WHAT THE TASK REQUIRES: Reply with one number: how many lines contain the word "rest".

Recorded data

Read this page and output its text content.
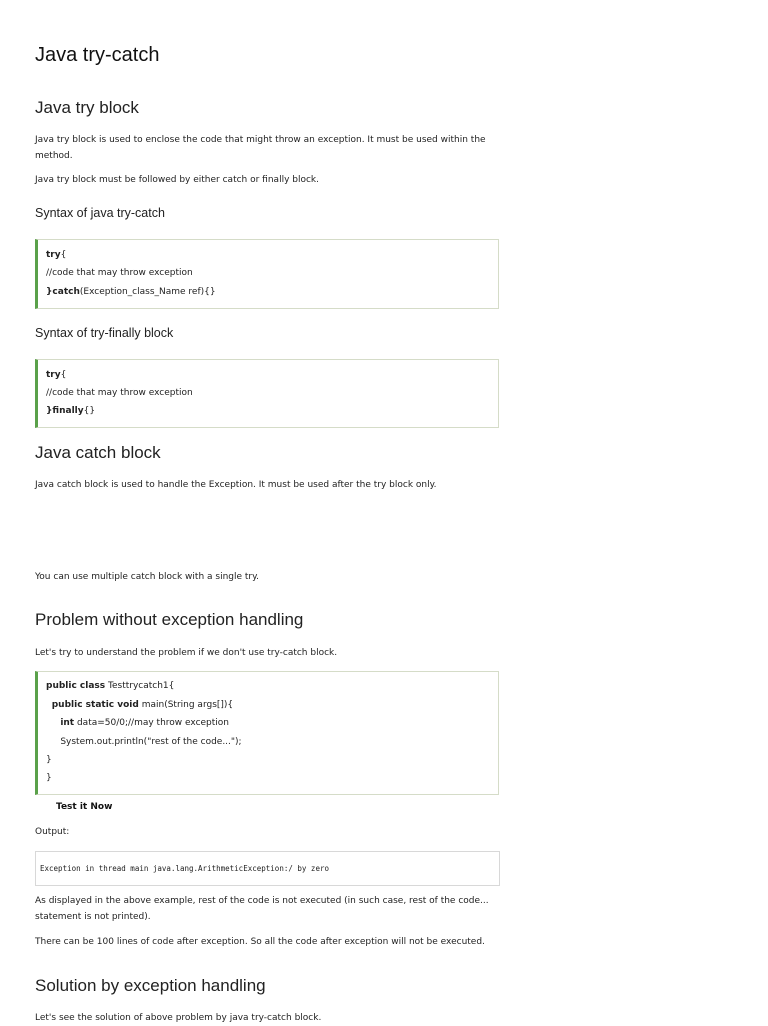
Java try-catch
Java try block
Java try block is used to enclose the code that might throw an exception. It must be used within the method.
Java try block must be followed by either catch or finally block.
Syntax of java try-catch
try{
//code that may throw exception
}catch(Exception_class_Name ref){}
Syntax of try-finally block
try{
//code that may throw exception
}finally{}
Java catch block
Java catch block is used to handle the Exception. It must be used after the try block only.
You can use multiple catch block with a single try.
Problem without exception handling
Let's try to understand the problem if we don't use try-catch block.
public class Testtrycatch1{
public static void main(String args[]){
int data=50/0;//may throw exception
System.out.println("rest of the code...");
}
}
Test it Now
Output:
Exception in thread main java.lang.ArithmeticException:/ by zero
As displayed in the above example, rest of the code is not executed (in such case, rest of the code... statement is not printed).
There can be 100 lines of code after exception. So all the code after exception will not be executed.
Solution by exception handling
Let's see the solution of above problem by java try-catch block.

THE ANSWER: 2